» Task to complete
Check the listing below for lines with the word "desc" and say how many there are, with nothing but the number.

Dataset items
----

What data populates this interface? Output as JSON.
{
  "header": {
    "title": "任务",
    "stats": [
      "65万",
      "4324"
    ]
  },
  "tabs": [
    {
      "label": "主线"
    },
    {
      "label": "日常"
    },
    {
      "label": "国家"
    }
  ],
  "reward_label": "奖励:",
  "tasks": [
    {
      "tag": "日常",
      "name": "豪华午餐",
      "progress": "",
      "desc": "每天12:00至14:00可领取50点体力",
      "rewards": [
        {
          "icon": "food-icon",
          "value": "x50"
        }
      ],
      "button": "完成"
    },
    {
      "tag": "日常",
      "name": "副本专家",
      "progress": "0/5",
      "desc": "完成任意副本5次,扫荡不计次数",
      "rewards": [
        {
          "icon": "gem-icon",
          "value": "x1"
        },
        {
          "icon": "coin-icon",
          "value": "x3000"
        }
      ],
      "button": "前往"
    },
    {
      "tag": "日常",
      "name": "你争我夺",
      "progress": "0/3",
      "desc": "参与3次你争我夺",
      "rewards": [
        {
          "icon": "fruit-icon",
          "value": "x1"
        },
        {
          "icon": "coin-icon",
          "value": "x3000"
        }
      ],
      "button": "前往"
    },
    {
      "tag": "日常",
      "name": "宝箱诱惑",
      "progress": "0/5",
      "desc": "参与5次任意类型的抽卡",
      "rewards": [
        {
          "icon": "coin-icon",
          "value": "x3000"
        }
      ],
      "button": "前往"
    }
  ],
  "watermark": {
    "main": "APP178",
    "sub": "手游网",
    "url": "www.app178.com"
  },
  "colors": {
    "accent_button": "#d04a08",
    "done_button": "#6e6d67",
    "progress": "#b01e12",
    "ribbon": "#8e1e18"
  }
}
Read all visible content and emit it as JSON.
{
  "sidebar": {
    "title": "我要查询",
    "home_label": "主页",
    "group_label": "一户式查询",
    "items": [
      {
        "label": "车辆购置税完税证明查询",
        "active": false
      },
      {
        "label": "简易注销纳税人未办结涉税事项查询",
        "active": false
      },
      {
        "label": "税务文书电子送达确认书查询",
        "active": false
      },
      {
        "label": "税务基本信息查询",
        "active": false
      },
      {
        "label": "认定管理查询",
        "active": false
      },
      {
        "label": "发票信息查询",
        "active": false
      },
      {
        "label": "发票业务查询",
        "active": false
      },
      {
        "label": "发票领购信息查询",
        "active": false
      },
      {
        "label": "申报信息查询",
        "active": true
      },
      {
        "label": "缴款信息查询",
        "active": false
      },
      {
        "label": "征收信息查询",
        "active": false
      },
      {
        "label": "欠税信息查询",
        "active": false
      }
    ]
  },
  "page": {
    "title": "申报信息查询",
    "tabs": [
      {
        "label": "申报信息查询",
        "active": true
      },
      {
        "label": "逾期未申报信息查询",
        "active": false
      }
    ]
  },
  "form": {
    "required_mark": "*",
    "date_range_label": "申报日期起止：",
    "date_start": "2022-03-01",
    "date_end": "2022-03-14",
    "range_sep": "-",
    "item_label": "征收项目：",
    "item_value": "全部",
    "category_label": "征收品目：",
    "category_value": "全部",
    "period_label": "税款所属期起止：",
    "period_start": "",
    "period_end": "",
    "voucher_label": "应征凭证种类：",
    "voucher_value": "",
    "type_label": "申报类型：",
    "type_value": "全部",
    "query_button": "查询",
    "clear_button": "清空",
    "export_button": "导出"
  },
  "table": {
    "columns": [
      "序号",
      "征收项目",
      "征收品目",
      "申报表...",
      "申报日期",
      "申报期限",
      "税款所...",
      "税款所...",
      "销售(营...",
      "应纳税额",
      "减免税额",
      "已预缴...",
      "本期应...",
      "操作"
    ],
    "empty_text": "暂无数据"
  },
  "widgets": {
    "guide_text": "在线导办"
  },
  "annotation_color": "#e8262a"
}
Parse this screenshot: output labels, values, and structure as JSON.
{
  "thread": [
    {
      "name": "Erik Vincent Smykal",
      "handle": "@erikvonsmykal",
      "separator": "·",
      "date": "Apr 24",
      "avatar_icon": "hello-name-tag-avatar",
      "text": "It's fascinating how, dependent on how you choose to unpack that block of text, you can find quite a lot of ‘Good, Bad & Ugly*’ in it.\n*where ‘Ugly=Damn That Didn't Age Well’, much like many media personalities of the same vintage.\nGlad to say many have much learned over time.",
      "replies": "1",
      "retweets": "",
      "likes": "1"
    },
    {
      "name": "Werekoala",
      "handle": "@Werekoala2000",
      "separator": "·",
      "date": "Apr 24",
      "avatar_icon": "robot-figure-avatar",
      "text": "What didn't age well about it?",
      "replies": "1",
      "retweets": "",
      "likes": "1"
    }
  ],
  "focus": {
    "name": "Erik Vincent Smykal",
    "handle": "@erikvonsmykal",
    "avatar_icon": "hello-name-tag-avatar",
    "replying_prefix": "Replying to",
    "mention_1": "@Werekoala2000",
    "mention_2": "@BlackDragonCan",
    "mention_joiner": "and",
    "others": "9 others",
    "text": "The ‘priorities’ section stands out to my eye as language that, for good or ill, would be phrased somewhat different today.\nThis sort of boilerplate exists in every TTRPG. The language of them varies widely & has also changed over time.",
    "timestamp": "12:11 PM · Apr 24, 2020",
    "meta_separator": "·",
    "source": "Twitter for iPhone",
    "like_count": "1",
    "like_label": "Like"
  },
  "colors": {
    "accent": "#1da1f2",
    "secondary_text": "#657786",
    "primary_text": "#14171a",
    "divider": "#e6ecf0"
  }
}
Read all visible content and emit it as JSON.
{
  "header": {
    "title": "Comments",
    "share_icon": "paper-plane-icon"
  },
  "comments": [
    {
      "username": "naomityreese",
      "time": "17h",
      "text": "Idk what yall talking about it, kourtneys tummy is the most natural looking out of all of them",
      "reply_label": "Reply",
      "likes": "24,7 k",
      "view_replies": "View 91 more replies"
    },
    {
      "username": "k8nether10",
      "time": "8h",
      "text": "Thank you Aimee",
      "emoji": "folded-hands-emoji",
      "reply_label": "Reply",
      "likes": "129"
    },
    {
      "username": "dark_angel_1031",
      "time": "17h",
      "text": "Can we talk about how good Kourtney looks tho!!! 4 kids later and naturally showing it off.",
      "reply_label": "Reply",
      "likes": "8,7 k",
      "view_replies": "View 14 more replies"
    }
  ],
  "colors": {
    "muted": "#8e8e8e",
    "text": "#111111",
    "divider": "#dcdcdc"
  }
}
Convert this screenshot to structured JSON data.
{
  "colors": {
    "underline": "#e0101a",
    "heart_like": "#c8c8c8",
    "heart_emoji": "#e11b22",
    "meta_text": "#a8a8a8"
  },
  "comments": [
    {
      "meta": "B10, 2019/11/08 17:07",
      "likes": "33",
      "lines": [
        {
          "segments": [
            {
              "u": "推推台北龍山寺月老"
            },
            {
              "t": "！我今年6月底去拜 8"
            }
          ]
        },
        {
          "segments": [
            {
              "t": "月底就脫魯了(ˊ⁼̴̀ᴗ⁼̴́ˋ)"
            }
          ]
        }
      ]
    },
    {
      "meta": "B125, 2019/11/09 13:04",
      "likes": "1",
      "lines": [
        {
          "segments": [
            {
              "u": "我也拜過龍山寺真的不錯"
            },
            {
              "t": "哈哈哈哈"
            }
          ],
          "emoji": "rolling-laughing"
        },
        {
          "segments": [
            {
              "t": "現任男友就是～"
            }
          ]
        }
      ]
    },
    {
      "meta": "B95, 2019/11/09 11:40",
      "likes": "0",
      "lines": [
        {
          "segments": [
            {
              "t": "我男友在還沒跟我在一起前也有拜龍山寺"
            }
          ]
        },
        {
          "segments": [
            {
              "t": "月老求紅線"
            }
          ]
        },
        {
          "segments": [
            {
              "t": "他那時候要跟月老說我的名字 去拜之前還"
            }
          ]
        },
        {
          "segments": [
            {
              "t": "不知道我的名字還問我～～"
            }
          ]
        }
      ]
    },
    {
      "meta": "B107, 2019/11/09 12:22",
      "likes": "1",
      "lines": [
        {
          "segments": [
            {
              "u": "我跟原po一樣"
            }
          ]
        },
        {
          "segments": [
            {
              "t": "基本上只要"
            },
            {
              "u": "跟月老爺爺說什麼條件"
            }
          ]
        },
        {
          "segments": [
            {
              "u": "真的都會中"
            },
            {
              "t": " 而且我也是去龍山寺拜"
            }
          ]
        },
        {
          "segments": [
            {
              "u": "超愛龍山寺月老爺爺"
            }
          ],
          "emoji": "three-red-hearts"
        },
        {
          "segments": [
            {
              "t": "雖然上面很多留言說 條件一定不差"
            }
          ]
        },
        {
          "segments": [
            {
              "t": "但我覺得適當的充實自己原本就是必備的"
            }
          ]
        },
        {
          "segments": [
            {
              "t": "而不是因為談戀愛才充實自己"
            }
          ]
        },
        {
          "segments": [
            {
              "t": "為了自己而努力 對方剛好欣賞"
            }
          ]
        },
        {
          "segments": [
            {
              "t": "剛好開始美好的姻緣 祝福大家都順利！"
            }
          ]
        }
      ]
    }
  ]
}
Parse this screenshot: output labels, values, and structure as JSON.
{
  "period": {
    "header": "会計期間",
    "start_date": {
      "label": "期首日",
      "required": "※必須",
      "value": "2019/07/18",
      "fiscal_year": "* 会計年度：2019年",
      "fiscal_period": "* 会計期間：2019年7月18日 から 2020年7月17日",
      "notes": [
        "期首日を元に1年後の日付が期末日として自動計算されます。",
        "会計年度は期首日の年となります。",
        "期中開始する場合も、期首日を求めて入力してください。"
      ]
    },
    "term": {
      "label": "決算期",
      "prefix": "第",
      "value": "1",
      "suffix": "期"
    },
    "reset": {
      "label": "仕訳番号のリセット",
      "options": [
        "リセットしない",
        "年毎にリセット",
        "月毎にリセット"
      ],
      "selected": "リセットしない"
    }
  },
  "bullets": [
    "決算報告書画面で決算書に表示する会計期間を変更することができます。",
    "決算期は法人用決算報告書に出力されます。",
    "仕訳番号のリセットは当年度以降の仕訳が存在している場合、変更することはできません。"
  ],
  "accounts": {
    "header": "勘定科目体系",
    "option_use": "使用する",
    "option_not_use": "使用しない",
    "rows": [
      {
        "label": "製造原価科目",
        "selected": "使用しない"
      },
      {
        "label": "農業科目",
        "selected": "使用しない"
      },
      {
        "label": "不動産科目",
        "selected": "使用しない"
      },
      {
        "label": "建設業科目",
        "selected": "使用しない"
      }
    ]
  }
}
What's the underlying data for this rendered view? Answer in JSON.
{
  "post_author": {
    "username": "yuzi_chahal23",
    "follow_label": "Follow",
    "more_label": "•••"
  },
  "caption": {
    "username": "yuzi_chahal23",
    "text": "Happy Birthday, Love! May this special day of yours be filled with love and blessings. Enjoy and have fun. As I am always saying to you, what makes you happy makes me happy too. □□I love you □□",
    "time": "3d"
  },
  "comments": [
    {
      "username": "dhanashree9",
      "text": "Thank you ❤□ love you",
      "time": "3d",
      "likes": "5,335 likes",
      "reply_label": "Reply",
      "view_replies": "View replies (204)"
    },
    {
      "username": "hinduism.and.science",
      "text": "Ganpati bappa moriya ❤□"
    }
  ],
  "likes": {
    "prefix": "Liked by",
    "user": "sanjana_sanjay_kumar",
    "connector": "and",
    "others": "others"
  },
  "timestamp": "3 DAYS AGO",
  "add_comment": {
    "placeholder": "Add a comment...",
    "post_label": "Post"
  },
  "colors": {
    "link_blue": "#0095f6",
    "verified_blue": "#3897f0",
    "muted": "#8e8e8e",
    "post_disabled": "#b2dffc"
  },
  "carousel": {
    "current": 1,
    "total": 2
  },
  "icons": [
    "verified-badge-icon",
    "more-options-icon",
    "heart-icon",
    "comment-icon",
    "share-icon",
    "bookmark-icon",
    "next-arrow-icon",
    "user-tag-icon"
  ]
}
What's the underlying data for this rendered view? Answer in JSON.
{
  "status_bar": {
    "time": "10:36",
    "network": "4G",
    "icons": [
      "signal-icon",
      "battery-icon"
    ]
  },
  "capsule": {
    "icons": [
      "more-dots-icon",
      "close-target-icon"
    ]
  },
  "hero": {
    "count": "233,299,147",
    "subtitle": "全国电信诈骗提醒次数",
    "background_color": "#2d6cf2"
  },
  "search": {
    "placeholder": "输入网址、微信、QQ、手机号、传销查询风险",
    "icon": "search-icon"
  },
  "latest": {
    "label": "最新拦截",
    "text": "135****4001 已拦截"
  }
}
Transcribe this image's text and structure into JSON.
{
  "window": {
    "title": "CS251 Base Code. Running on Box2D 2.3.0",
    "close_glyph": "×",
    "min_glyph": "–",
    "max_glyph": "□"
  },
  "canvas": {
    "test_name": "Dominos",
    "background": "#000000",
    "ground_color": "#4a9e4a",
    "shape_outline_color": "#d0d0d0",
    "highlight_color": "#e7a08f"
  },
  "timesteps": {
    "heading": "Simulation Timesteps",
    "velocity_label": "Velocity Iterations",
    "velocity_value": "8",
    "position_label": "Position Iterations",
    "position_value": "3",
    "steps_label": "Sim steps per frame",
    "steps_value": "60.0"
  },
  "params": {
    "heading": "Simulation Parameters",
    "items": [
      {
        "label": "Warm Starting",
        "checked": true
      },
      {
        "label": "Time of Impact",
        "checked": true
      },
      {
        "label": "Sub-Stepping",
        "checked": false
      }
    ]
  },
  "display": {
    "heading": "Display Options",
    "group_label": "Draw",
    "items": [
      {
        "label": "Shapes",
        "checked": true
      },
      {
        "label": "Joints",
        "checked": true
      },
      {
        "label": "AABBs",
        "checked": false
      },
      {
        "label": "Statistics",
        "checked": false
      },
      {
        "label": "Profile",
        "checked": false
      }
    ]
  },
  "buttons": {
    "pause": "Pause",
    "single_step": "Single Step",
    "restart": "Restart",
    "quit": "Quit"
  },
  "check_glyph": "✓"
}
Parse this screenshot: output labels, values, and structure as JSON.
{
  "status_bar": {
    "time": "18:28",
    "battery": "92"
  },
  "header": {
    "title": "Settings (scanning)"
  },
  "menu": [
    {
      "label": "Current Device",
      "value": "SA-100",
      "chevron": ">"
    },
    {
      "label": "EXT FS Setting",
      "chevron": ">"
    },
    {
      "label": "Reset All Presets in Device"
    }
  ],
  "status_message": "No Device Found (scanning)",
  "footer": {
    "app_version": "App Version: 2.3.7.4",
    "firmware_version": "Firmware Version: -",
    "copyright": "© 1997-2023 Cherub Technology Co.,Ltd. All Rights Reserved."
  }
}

----

» Problem solution
4